[RECORDS PROVIDED start]
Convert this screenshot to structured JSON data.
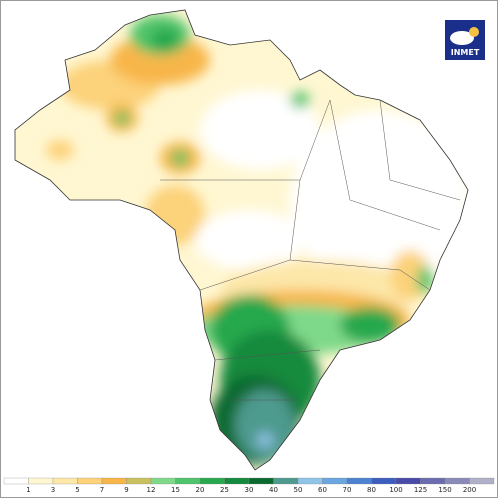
{
  "logo": "INMET",
  "legend": {
    "ticks": [
      1,
      3,
      5,
      7,
      9,
      12,
      15,
      20,
      25,
      30,
      40,
      50,
      60,
      70,
      80,
      100,
      125,
      150,
      200
    ],
    "colors": [
      "#ffffff",
      "#fff7d2",
      "#fde7a9",
      "#fcd27a",
      "#f8b648",
      "#c9c060",
      "#7fd98a",
      "#4fc46a",
      "#28a84e",
      "#138a3d",
      "#0a6a30",
      "#4e9a8e",
      "#8fc3e8",
      "#6aa6e0",
      "#4d82d0",
      "#3c5fbf",
      "#4a4aa8",
      "#6b6bb0",
      "#8a8ab8",
      "#b0b0c8"
    ]
  }
}
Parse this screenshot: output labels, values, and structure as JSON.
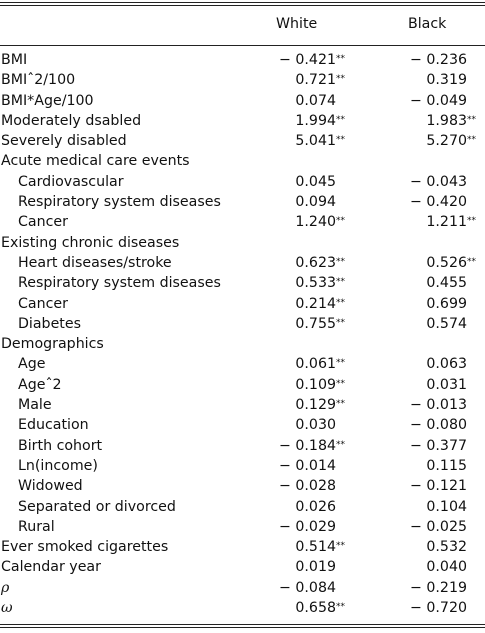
{
  "table": {
    "columns": [
      "White",
      "Black"
    ],
    "rows": [
      {
        "label": "BMI",
        "indent": false,
        "white": "− 0.421",
        "white_sig": "**",
        "black": "− 0.236",
        "black_sig": ""
      },
      {
        "label": "BMIˆ2/100",
        "indent": false,
        "white": "0.721",
        "white_sig": "**",
        "black": "0.319",
        "black_sig": ""
      },
      {
        "label": "BMI*Age/100",
        "indent": false,
        "white": "0.074",
        "white_sig": "",
        "black": "− 0.049",
        "black_sig": ""
      },
      {
        "label": "Moderately dsabled",
        "indent": false,
        "white": "1.994",
        "white_sig": "**",
        "black": "1.983",
        "black_sig": "**"
      },
      {
        "label": "Severely disabled",
        "indent": false,
        "white": "5.041",
        "white_sig": "**",
        "black": "5.270",
        "black_sig": "**"
      },
      {
        "label": "Acute medical care events",
        "indent": false,
        "white": "",
        "white_sig": "",
        "black": "",
        "black_sig": ""
      },
      {
        "label": "Cardiovascular",
        "indent": true,
        "white": "0.045",
        "white_sig": "",
        "black": "− 0.043",
        "black_sig": ""
      },
      {
        "label": "Respiratory system diseases",
        "indent": true,
        "white": "0.094",
        "white_sig": "",
        "black": "− 0.420",
        "black_sig": ""
      },
      {
        "label": "Cancer",
        "indent": true,
        "white": "1.240",
        "white_sig": "**",
        "black": "1.211",
        "black_sig": "**"
      },
      {
        "label": "Existing chronic diseases",
        "indent": false,
        "white": "",
        "white_sig": "",
        "black": "",
        "black_sig": ""
      },
      {
        "label": "Heart diseases/stroke",
        "indent": true,
        "white": "0.623",
        "white_sig": "**",
        "black": "0.526",
        "black_sig": "**"
      },
      {
        "label": "Respiratory system diseases",
        "indent": true,
        "white": "0.533",
        "white_sig": "**",
        "black": "0.455",
        "black_sig": ""
      },
      {
        "label": "Cancer",
        "indent": true,
        "white": "0.214",
        "white_sig": "**",
        "black": "0.699",
        "black_sig": ""
      },
      {
        "label": "Diabetes",
        "indent": true,
        "white": "0.755",
        "white_sig": "**",
        "black": "0.574",
        "black_sig": ""
      },
      {
        "label": "Demographics",
        "indent": false,
        "white": "",
        "white_sig": "",
        "black": "",
        "black_sig": ""
      },
      {
        "label": "Age",
        "indent": true,
        "white": "0.061",
        "white_sig": "**",
        "black": "0.063",
        "black_sig": ""
      },
      {
        "label": "Ageˆ2",
        "indent": true,
        "white": "0.109",
        "white_sig": "**",
        "black": "0.031",
        "black_sig": ""
      },
      {
        "label": "Male",
        "indent": true,
        "white": "0.129",
        "white_sig": "**",
        "black": "− 0.013",
        "black_sig": ""
      },
      {
        "label": "Education",
        "indent": true,
        "white": "0.030",
        "white_sig": "",
        "black": "− 0.080",
        "black_sig": ""
      },
      {
        "label": "Birth cohort",
        "indent": true,
        "white": "− 0.184",
        "white_sig": "**",
        "black": "− 0.377",
        "black_sig": ""
      },
      {
        "label": "Ln(income)",
        "indent": true,
        "white": "− 0.014",
        "white_sig": "",
        "black": "0.115",
        "black_sig": ""
      },
      {
        "label": "Widowed",
        "indent": true,
        "white": "− 0.028",
        "white_sig": "",
        "black": "− 0.121",
        "black_sig": ""
      },
      {
        "label": "Separated or divorced",
        "indent": true,
        "white": "0.026",
        "white_sig": "",
        "black": "0.104",
        "black_sig": ""
      },
      {
        "label": "Rural",
        "indent": true,
        "white": "− 0.029",
        "white_sig": "",
        "black": "− 0.025",
        "black_sig": ""
      },
      {
        "label": "Ever smoked cigarettes",
        "indent": false,
        "white": "0.514",
        "white_sig": "**",
        "black": "0.532",
        "black_sig": ""
      },
      {
        "label": "Calendar year",
        "indent": false,
        "white": "0.019",
        "white_sig": "",
        "black": "0.040",
        "black_sig": ""
      },
      {
        "label": "ρ",
        "indent": false,
        "greek": true,
        "white": "− 0.084",
        "white_sig": "",
        "black": "− 0.219",
        "black_sig": ""
      },
      {
        "label": "ω",
        "indent": false,
        "greek": true,
        "white": "0.658",
        "white_sig": "**",
        "black": "− 0.720",
        "black_sig": ""
      }
    ]
  }
}
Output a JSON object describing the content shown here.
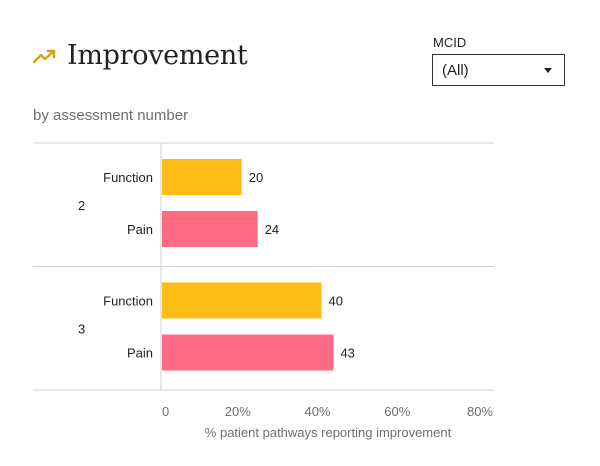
{
  "header": {
    "title": "Improvement",
    "subtitle": "by assessment number",
    "icon": "trending-up-icon",
    "icon_color": "#d4a00b"
  },
  "filter": {
    "label": "MCID",
    "selected": "(All)"
  },
  "chart_data": {
    "type": "bar",
    "orientation": "horizontal",
    "groups": [
      {
        "name": "2",
        "bars": [
          {
            "category": "Function",
            "value": 20
          },
          {
            "category": "Pain",
            "value": 24
          }
        ]
      },
      {
        "name": "3",
        "bars": [
          {
            "category": "Function",
            "value": 40
          },
          {
            "category": "Pain",
            "value": 43
          }
        ]
      }
    ],
    "colors": {
      "Function": "#fdbd16",
      "Pain": "#ff6b85"
    },
    "xlabel": "% patient pathways reporting improvement",
    "xlim": [
      0,
      80
    ],
    "xticks": [
      "0",
      "20%",
      "40%",
      "60%",
      "80%"
    ],
    "xtick_values": [
      0,
      20,
      40,
      60,
      80
    ]
  }
}
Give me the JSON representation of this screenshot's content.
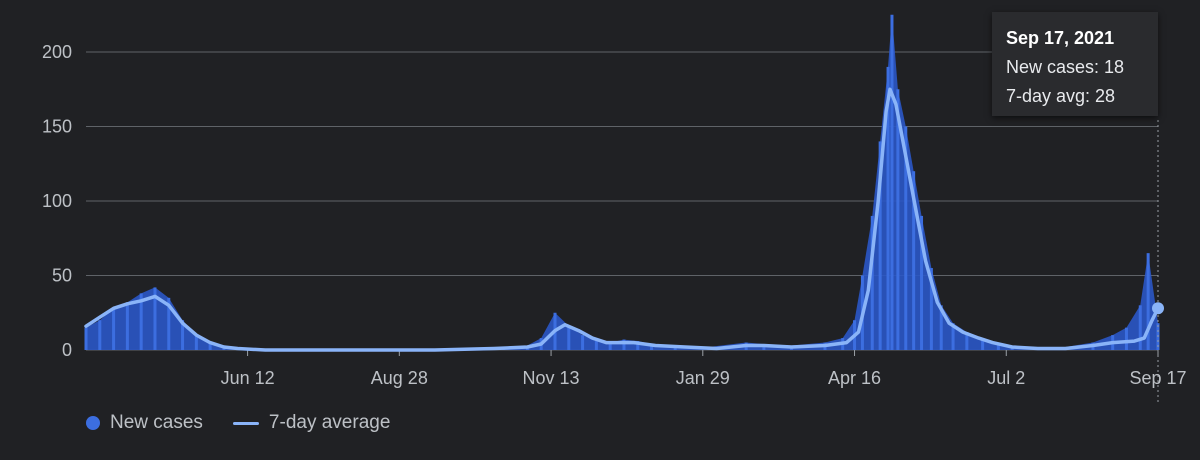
{
  "chart_data": {
    "type": "bar",
    "y_ticks": [
      0,
      50,
      100,
      150,
      200
    ],
    "ylim": [
      0,
      225
    ],
    "x_tick_labels": [
      "Jun 12",
      "Aug 28",
      "Nov 13",
      "Jan 29",
      "Apr 16",
      "Jul 2",
      "Sep 17"
    ],
    "x_tick_dates": [
      "2020-06-12",
      "2020-08-28",
      "2020-11-13",
      "2021-01-29",
      "2021-04-16",
      "2021-07-02",
      "2021-09-17"
    ],
    "x_range": [
      "2020-03-22",
      "2021-09-17"
    ],
    "colors": {
      "bars": "#3c6ee0",
      "bars_fill": "#2a56c6",
      "line": "#8ab4f8",
      "grid": "#5f6368",
      "background": "#202124"
    },
    "series": [
      {
        "name": "New cases",
        "kind": "bar",
        "points": [
          [
            "2020-03-22",
            15
          ],
          [
            "2020-03-29",
            20
          ],
          [
            "2020-04-05",
            28
          ],
          [
            "2020-04-12",
            32
          ],
          [
            "2020-04-19",
            38
          ],
          [
            "2020-04-26",
            42
          ],
          [
            "2020-05-03",
            35
          ],
          [
            "2020-05-10",
            20
          ],
          [
            "2020-05-17",
            10
          ],
          [
            "2020-05-24",
            5
          ],
          [
            "2020-05-31",
            3
          ],
          [
            "2020-06-07",
            1
          ],
          [
            "2020-06-14",
            1
          ],
          [
            "2020-06-21",
            0
          ],
          [
            "2020-07-01",
            0
          ],
          [
            "2020-08-01",
            0
          ],
          [
            "2020-09-01",
            0
          ],
          [
            "2020-10-01",
            1
          ],
          [
            "2020-10-20",
            1
          ],
          [
            "2020-11-01",
            3
          ],
          [
            "2020-11-08",
            8
          ],
          [
            "2020-11-15",
            25
          ],
          [
            "2020-11-22",
            16
          ],
          [
            "2020-11-29",
            10
          ],
          [
            "2020-12-06",
            6
          ],
          [
            "2020-12-13",
            5
          ],
          [
            "2020-12-20",
            7
          ],
          [
            "2020-12-27",
            6
          ],
          [
            "2021-01-03",
            4
          ],
          [
            "2021-01-15",
            2
          ],
          [
            "2021-02-01",
            2
          ],
          [
            "2021-02-20",
            5
          ],
          [
            "2021-03-01",
            4
          ],
          [
            "2021-03-15",
            3
          ],
          [
            "2021-04-01",
            5
          ],
          [
            "2021-04-10",
            8
          ],
          [
            "2021-04-16",
            20
          ],
          [
            "2021-04-20",
            50
          ],
          [
            "2021-04-25",
            90
          ],
          [
            "2021-04-29",
            140
          ],
          [
            "2021-05-03",
            190
          ],
          [
            "2021-05-05",
            225
          ],
          [
            "2021-05-08",
            175
          ],
          [
            "2021-05-12",
            150
          ],
          [
            "2021-05-16",
            120
          ],
          [
            "2021-05-20",
            90
          ],
          [
            "2021-05-25",
            55
          ],
          [
            "2021-05-30",
            30
          ],
          [
            "2021-06-05",
            18
          ],
          [
            "2021-06-12",
            12
          ],
          [
            "2021-06-20",
            8
          ],
          [
            "2021-06-28",
            4
          ],
          [
            "2021-07-05",
            2
          ],
          [
            "2021-07-20",
            1
          ],
          [
            "2021-08-01",
            2
          ],
          [
            "2021-08-15",
            5
          ],
          [
            "2021-08-25",
            10
          ],
          [
            "2021-09-01",
            15
          ],
          [
            "2021-09-08",
            30
          ],
          [
            "2021-09-12",
            65
          ],
          [
            "2021-09-17",
            18
          ]
        ]
      },
      {
        "name": "7-day average",
        "kind": "line",
        "points": [
          [
            "2020-03-22",
            16
          ],
          [
            "2020-03-29",
            22
          ],
          [
            "2020-04-05",
            28
          ],
          [
            "2020-04-12",
            31
          ],
          [
            "2020-04-19",
            33
          ],
          [
            "2020-04-26",
            36
          ],
          [
            "2020-05-03",
            30
          ],
          [
            "2020-05-10",
            18
          ],
          [
            "2020-05-17",
            10
          ],
          [
            "2020-05-24",
            5
          ],
          [
            "2020-05-31",
            2
          ],
          [
            "2020-06-07",
            1
          ],
          [
            "2020-06-21",
            0
          ],
          [
            "2020-07-15",
            0
          ],
          [
            "2020-08-15",
            0
          ],
          [
            "2020-09-15",
            0
          ],
          [
            "2020-10-15",
            1
          ],
          [
            "2020-11-01",
            2
          ],
          [
            "2020-11-08",
            4
          ],
          [
            "2020-11-15",
            13
          ],
          [
            "2020-11-20",
            17
          ],
          [
            "2020-11-27",
            13
          ],
          [
            "2020-12-04",
            8
          ],
          [
            "2020-12-11",
            5
          ],
          [
            "2020-12-18",
            5
          ],
          [
            "2020-12-25",
            5
          ],
          [
            "2021-01-05",
            3
          ],
          [
            "2021-01-20",
            2
          ],
          [
            "2021-02-05",
            1
          ],
          [
            "2021-02-20",
            3
          ],
          [
            "2021-03-01",
            3
          ],
          [
            "2021-03-15",
            2
          ],
          [
            "2021-04-01",
            3
          ],
          [
            "2021-04-12",
            5
          ],
          [
            "2021-04-18",
            12
          ],
          [
            "2021-04-23",
            40
          ],
          [
            "2021-04-28",
            100
          ],
          [
            "2021-05-02",
            160
          ],
          [
            "2021-05-04",
            175
          ],
          [
            "2021-05-07",
            165
          ],
          [
            "2021-05-12",
            130
          ],
          [
            "2021-05-17",
            95
          ],
          [
            "2021-05-22",
            60
          ],
          [
            "2021-05-28",
            32
          ],
          [
            "2021-06-03",
            18
          ],
          [
            "2021-06-10",
            12
          ],
          [
            "2021-06-18",
            8
          ],
          [
            "2021-06-25",
            5
          ],
          [
            "2021-07-05",
            2
          ],
          [
            "2021-07-18",
            1
          ],
          [
            "2021-08-01",
            1
          ],
          [
            "2021-08-15",
            3
          ],
          [
            "2021-08-25",
            5
          ],
          [
            "2021-09-05",
            6
          ],
          [
            "2021-09-10",
            8
          ],
          [
            "2021-09-14",
            20
          ],
          [
            "2021-09-17",
            28
          ]
        ]
      }
    ],
    "legend": {
      "placement": "bottom-left",
      "items": [
        "New cases",
        "7-day average"
      ]
    },
    "tooltip": {
      "date": "Sep 17, 2021",
      "line1": "New cases: 18",
      "line2": "7-day avg: 28"
    }
  }
}
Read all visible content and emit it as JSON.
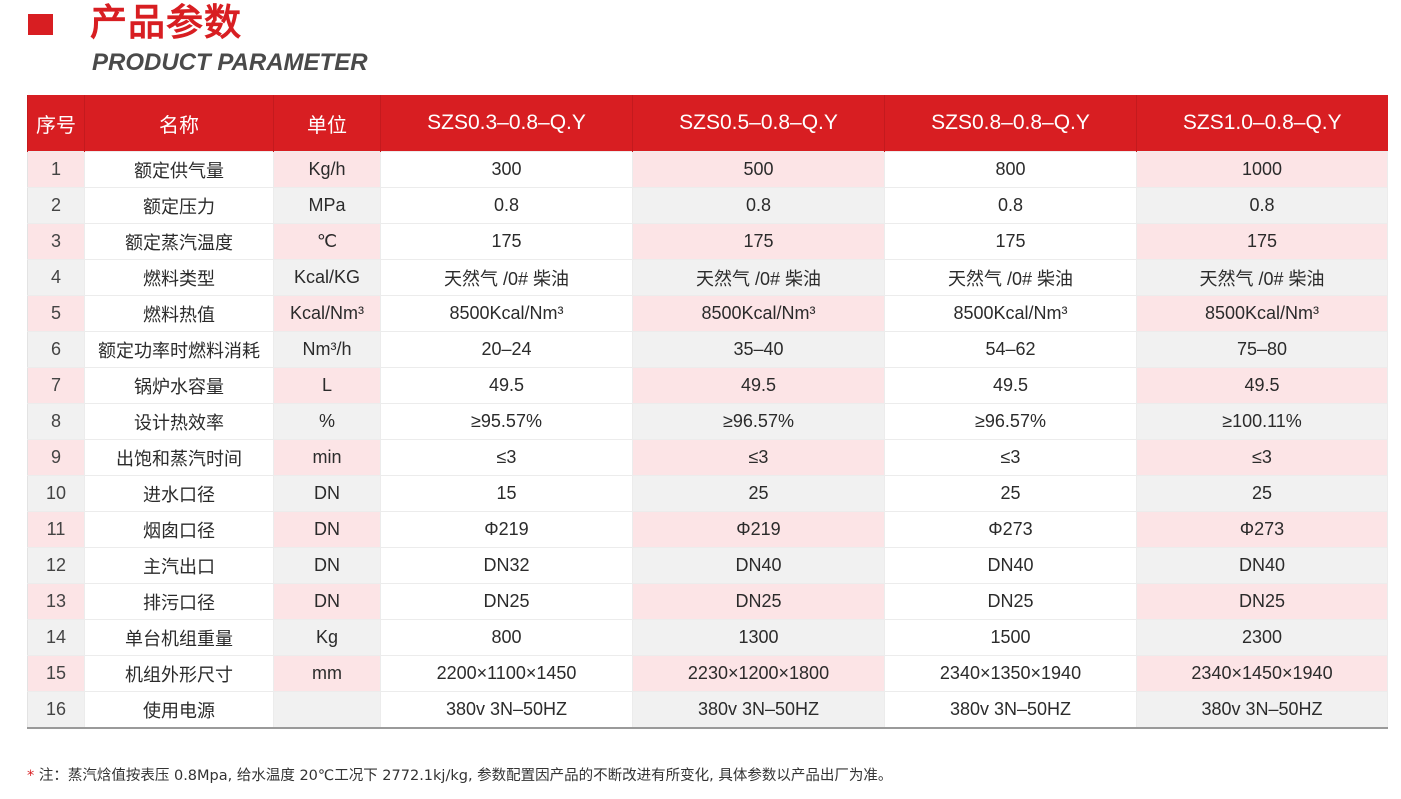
{
  "header": {
    "title": "产品参数",
    "subtitle": "PRODUCT PARAMETER",
    "accent_color": "#d81e22"
  },
  "table": {
    "columns": [
      "序号",
      "名称",
      "单位",
      "SZS0.3–0.8–Q.Y",
      "SZS0.5–0.8–Q.Y",
      "SZS0.8–0.8–Q.Y",
      "SZS1.0–0.8–Q.Y"
    ],
    "rows": [
      {
        "idx": "1",
        "name": "额定供气量",
        "unit": "Kg/h",
        "values": [
          "300",
          "500",
          "800",
          "1000"
        ]
      },
      {
        "idx": "2",
        "name": "额定压力",
        "unit": "MPa",
        "values": [
          "0.8",
          "0.8",
          "0.8",
          "0.8"
        ]
      },
      {
        "idx": "3",
        "name": "额定蒸汽温度",
        "unit": "℃",
        "values": [
          "175",
          "175",
          "175",
          "175"
        ]
      },
      {
        "idx": "4",
        "name": "燃料类型",
        "unit": "Kcal/KG",
        "values": [
          "天然气 /0# 柴油",
          "天然气 /0# 柴油",
          "天然气 /0# 柴油",
          "天然气 /0# 柴油"
        ]
      },
      {
        "idx": "5",
        "name": "燃料热值",
        "unit": "Kcal/Nm³",
        "values": [
          "8500Kcal/Nm³",
          "8500Kcal/Nm³",
          "8500Kcal/Nm³",
          "8500Kcal/Nm³"
        ]
      },
      {
        "idx": "6",
        "name": "额定功率时燃料消耗",
        "unit": "Nm³/h",
        "values": [
          "20–24",
          "35–40",
          "54–62",
          "75–80"
        ]
      },
      {
        "idx": "7",
        "name": "锅炉水容量",
        "unit": "L",
        "values": [
          "49.5",
          "49.5",
          "49.5",
          "49.5"
        ]
      },
      {
        "idx": "8",
        "name": "设计热效率",
        "unit": "%",
        "values": [
          "≥95.57%",
          "≥96.57%",
          "≥96.57%",
          "≥100.11%"
        ]
      },
      {
        "idx": "9",
        "name": "出饱和蒸汽时间",
        "unit": "min",
        "values": [
          "≤3",
          "≤3",
          "≤3",
          "≤3"
        ]
      },
      {
        "idx": "10",
        "name": "进水口径",
        "unit": "DN",
        "values": [
          "15",
          "25",
          "25",
          "25"
        ]
      },
      {
        "idx": "11",
        "name": "烟囱口径",
        "unit": "DN",
        "values": [
          "Φ219",
          "Φ219",
          "Φ273",
          "Φ273"
        ]
      },
      {
        "idx": "12",
        "name": "主汽出口",
        "unit": "DN",
        "values": [
          "DN32",
          "DN40",
          "DN40",
          "DN40"
        ]
      },
      {
        "idx": "13",
        "name": "排污口径",
        "unit": "DN",
        "values": [
          "DN25",
          "DN25",
          "DN25",
          "DN25"
        ]
      },
      {
        "idx": "14",
        "name": "单台机组重量",
        "unit": "Kg",
        "values": [
          "800",
          "1300",
          "1500",
          "2300"
        ]
      },
      {
        "idx": "15",
        "name": "机组外形尺寸",
        "unit": "mm",
        "values": [
          "2200×1100×1450",
          "2230×1200×1800",
          "2340×1350×1940",
          "2340×1450×1940"
        ]
      },
      {
        "idx": "16",
        "name": "使用电源",
        "unit": "",
        "values": [
          "380v 3N–50HZ",
          "380v 3N–50HZ",
          "380v 3N–50HZ",
          "380v 3N–50HZ"
        ]
      }
    ]
  },
  "note": {
    "star": "*",
    "text": " 注：蒸汽焓值按表压 0.8Mpa, 给水温度 20℃工况下 2772.1kj/kg, 参数配置因产品的不断改进有所变化, 具体参数以产品出厂为准。"
  }
}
[RECORDS PROVIDED end]
GIVEN TASK: Copy out each line of the records that holds the string "subtitle".

THE RESULT:
    "subtitle": "by assessment number",
    "subtitle": "PRODUCT PARAMETER",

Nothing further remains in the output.